Output the full listing below exactly, without the pictures.

■ EXTRACTED INFORMATION
------------
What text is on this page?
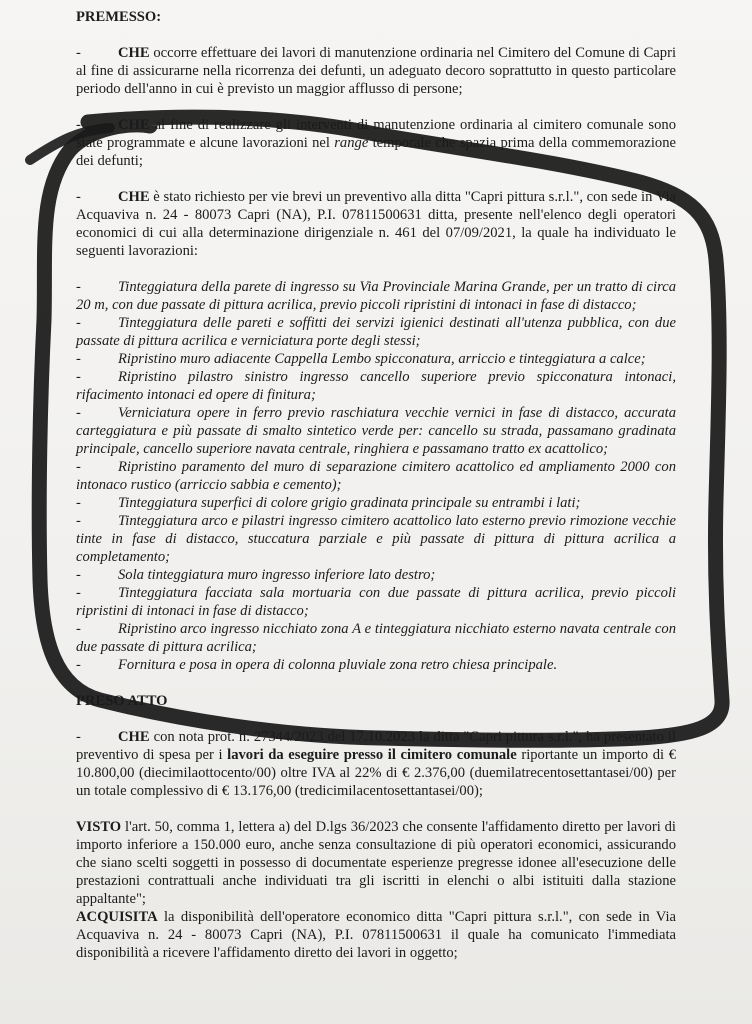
PREMESSO:

-	CHE occorre effettuare dei lavori di manutenzione ordinaria nel Cimitero del Comune di Capri al fine di assicurarne nella ricorrenza dei defunti, un adeguato decoro soprattutto in questo particolare periodo dell'anno in cui è previsto un maggior afflusso di persone;

-	CHE al fine di realizzare gli interventi di manutenzione ordinaria al cimitero comunale sono state programmate e alcune lavorazioni nel range temporale che spazia prima della commemorazione dei defunti;

-	CHE è stato richiesto per vie brevi un preventivo alla ditta "Capri pittura s.r.l.", con sede in Via Acquaviva n. 24 - 80073 Capri (NA), P.I. 07811500631 ditta, presente nell'elenco degli operatori economici di cui alla determinazione dirigenziale n. 461 del 07/09/2021, la quale ha individuato le seguenti lavorazioni:

-	Tinteggiatura della parete di ingresso su Via Provinciale Marina Grande, per un tratto di circa 20 m, con due passate di pittura acrilica, previo piccoli ripristini di intonaci in fase di distacco;
-	Tinteggiatura delle pareti e soffitti dei servizi igienici destinati all'utenza pubblica, con due passate di pittura acrilica e verniciatura porte degli stessi;
-	Ripristino muro adiacente Cappella Lembo spicconatura, arriccio e tinteggiatura a calce;
-	Ripristino pilastro sinistro ingresso cancello superiore previo spicconatura intonaci, rifacimento intonaci ed opere di finitura;
-	Verniciatura opere in ferro previo raschiatura vecchie vernici in fase di distacco, accurata carteggiatura e più passate di smalto sintetico verde per: cancello su strada, passamano gradinata principale, cancello superiore navata centrale, ringhiera e passamano tratto ex acattolico;
-	Ripristino paramento del muro di separazione cimitero acattolico ed ampliamento 2000 con intonaco rustico (arriccio sabbia e cemento);
-	Tinteggiatura superfici di colore grigio gradinata principale su entrambi i lati;
-	Tinteggiatura arco e pilastri ingresso cimitero acattolico lato esterno previo rimozione vecchie tinte in fase di distacco, stuccatura parziale e più passate di pittura di pittura acrilica a completamento;
-	Sola tinteggiatura muro ingresso inferiore lato destro;
-	Tinteggiatura facciata sala mortuaria con due passate di pittura acrilica, previo piccoli ripristini di intonaci in fase di distacco;
-	Ripristino arco ingresso nicchiato zona A e tinteggiatura nicchiato esterno navata centrale con due passate di pittura acrilica;
-	Fornitura e posa in opera di colonna pluviale zona retro chiesa principale.

PRESO ATTO

-	CHE con nota prot. n. 27344/2023 del 17.10.2023 la ditta "Capri pittura s.r.l.", ha presentato il preventivo di spesa per i lavori da eseguire presso il cimitero comunale riportante un importo di € 10.800,00 (diecimilaottocento/00) oltre IVA al 22% di € 2.376,00 (duemilatrecentosettantasei/00) per un totale complessivo di € 13.176,00 (tredicimilacentosettantasei/00);

VISTO l'art. 50, comma 1, lettera a) del D.lgs 36/2023 che consente l'affidamento diretto per lavori di importo inferiore a 150.000 euro, anche senza consultazione di più operatori economici, assicurando che siano scelti soggetti in possesso di documentate esperienze pregresse idonee all'esecuzione delle prestazioni contrattuali anche individuati tra gli iscritti in elenchi o albi istituiti dalla stazione appaltante";

ACQUISITA la disponibilità dell'operatore economico ditta "Capri pittura s.r.l.", con sede in Via Acquaviva n. 24 - 80073 Capri (NA), P.I. 07811500631 il quale ha comunicato l'immediata disponibilità a ricevere l'affidamento diretto dei lavori in oggetto;
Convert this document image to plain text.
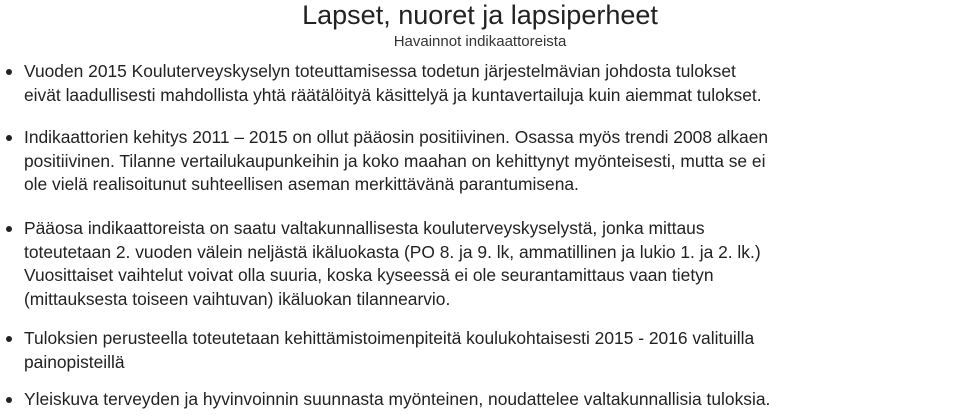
Lapset, nuoret ja lapsiperheet
Havainnot indikaattoreista
Vuoden 2015 Kouluterveyskyselyn toteuttamisessa todetun järjestelmävian johdosta tulokset
eivät laadullisesti mahdollista yhtä räätälöityä käsittelyä ja kuntavertailuja kuin aiemmat tulokset.
Indikaattorien kehitys 2011 – 2015 on ollut pääosin positiivinen. Osassa myös trendi 2008 alkaen
positiivinen. Tilanne vertailukaupunkeihin ja koko maahan on kehittynyt myönteisesti, mutta se ei
ole vielä realisoitunut suhteellisen aseman merkittävänä parantumisena.
Pääosa indikaattoreista on saatu valtakunnallisesta kouluterveyskyselystä, jonka mittaus
toteutetaan 2. vuoden välein neljästä ikäluokasta (PO 8. ja 9. lk, ammatillinen ja lukio 1. ja 2. lk.)
Vuosittaiset vaihtelut voivat olla suuria, koska kyseessä ei ole seurantamittaus vaan tietyn
(mittauksesta toiseen vaihtuvan) ikäluokan tilannearvio.
Tuloksien perusteella toteutetaan kehittämistoimenpiteitä koulukohtaisesti 2015 - 2016 valituilla
painopisteillä
Yleiskuva terveyden ja hyvinvoinnin suunnasta myönteinen, noudattelee valtakunnallisia tuloksia.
------------
■ CORRECT RESPONSE
What text is on this page?
PREMESSO:

-	CHE occorre effettuare dei lavori di manutenzione ordinaria nel Cimitero del Comune di Capri al fine di assicurarne nella ricorrenza dei defunti, un adeguato decoro soprattutto in questo particolare periodo dell'anno in cui è previsto un maggior afflusso di persone;

-	CHE al fine di realizzare gli interventi di manutenzione ordinaria al cimitero comunale sono state programmate e alcune lavorazioni nel range temporale che spazia prima della commemorazione dei defunti;

-	CHE è stato richiesto per vie brevi un preventivo alla ditta "Capri pittura s.r.l.", con sede in Via Acquaviva n. 24 - 80073 Capri (NA), P.I. 07811500631 ditta, presente nell'elenco degli operatori economici di cui alla determinazione dirigenziale n. 461 del 07/09/2021, la quale ha individuato le seguenti lavorazioni:

-	Tinteggiatura della parete di ingresso su Via Provinciale Marina Grande, per un tratto di circa 20 m, con due passate di pittura acrilica, previo piccoli ripristini di intonaci in fase di distacco;
-	Tinteggiatura delle pareti e soffitti dei servizi igienici destinati all'utenza pubblica, con due passate di pittura acrilica e verniciatura porte degli stessi;
-	Ripristino muro adiacente Cappella Lembo spicconatura, arriccio e tinteggiatura a calce;
-	Ripristino pilastro sinistro ingresso cancello superiore previo spicconatura intonaci, rifacimento intonaci ed opere di finitura;
-	Verniciatura opere in ferro previo raschiatura vecchie vernici in fase di distacco, accurata carteggiatura e più passate di smalto sintetico verde per: cancello su strada, passamano gradinata principale, cancello superiore navata centrale, ringhiera e passamano tratto ex acattolico;
-	Ripristino paramento del muro di separazione cimitero acattolico ed ampliamento 2000 con intonaco rustico (arriccio sabbia e cemento);
-	Tinteggiatura superfici di colore grigio gradinata principale su entrambi i lati;
-	Tinteggiatura arco e pilastri ingresso cimitero acattolico lato esterno previo rimozione vecchie tinte in fase di distacco, stuccatura parziale e più passate di pittura di pittura acrilica a completamento;
-	Sola tinteggiatura muro ingresso inferiore lato destro;
-	Tinteggiatura facciata sala mortuaria con due passate di pittura acrilica, previo piccoli ripristini di intonaci in fase di distacco;
-	Ripristino arco ingresso nicchiato zona A e tinteggiatura nicchiato esterno navata centrale con due passate di pittura acrilica;
-	Fornitura e posa in opera di colonna pluviale zona retro chiesa principale.

PRESO ATTO

-	CHE con nota prot. n. 27344/2023 del 17.10.2023 la ditta "Capri pittura s.r.l.", ha presentato il preventivo di spesa per i lavori da eseguire presso il cimitero comunale riportante un importo di € 10.800,00 (diecimilaottocento/00) oltre IVA al 22% di € 2.376,00 (duemilatrecentosettantasei/00) per un totale complessivo di € 13.176,00 (tredicimilacentosettantasei/00);

VISTO l'art. 50, comma 1, lettera a) del D.lgs 36/2023 che consente l'affidamento diretto per lavori di importo inferiore a 150.000 euro, anche senza consultazione di più operatori economici, assicurando che siano scelti soggetti in possesso di documentate esperienze pregresse idonee all'esecuzione delle prestazioni contrattuali anche individuati tra gli iscritti in elenchi o albi istituiti dalla stazione appaltante";

ACQUISITA la disponibilità dell'operatore economico ditta "Capri pittura s.r.l.", con sede in Via Acquaviva n. 24 - 80073 Capri (NA), P.I. 07811500631 il quale ha comunicato l'immediata disponibilità a ricevere l'affidamento diretto dei lavori in oggetto;
Convert this document image to plain text.
Lapset, nuoret ja lapsiperheet
Havainnot indikaattoreista
Vuoden 2015 Kouluterveyskyselyn toteuttamisessa todetun järjestelmävian johdosta tulokset
eivät laadullisesti mahdollista yhtä räätälöityä käsittelyä ja kuntavertailuja kuin aiemmat tulokset.
Indikaattorien kehitys 2011 – 2015 on ollut pääosin positiivinen. Osassa myös trendi 2008 alkaen
positiivinen. Tilanne vertailukaupunkeihin ja koko maahan on kehittynyt myönteisesti, mutta se ei
ole vielä realisoitunut suhteellisen aseman merkittävänä parantumisena.
Pääosa indikaattoreista on saatu valtakunnallisesta kouluterveyskyselystä, jonka mittaus
toteutetaan 2. vuoden välein neljästä ikäluokasta (PO 8. ja 9. lk, ammatillinen ja lukio 1. ja 2. lk.)
Vuosittaiset vaihtelut voivat olla suuria, koska kyseessä ei ole seurantamittaus vaan tietyn
(mittauksesta toiseen vaihtuvan) ikäluokan tilannearvio.
Tuloksien perusteella toteutetaan kehittämistoimenpiteitä koulukohtaisesti 2015 - 2016 valituilla
painopisteillä
Yleiskuva terveyden ja hyvinvoinnin suunnasta myönteinen, noudattelee valtakunnallisia tuloksia.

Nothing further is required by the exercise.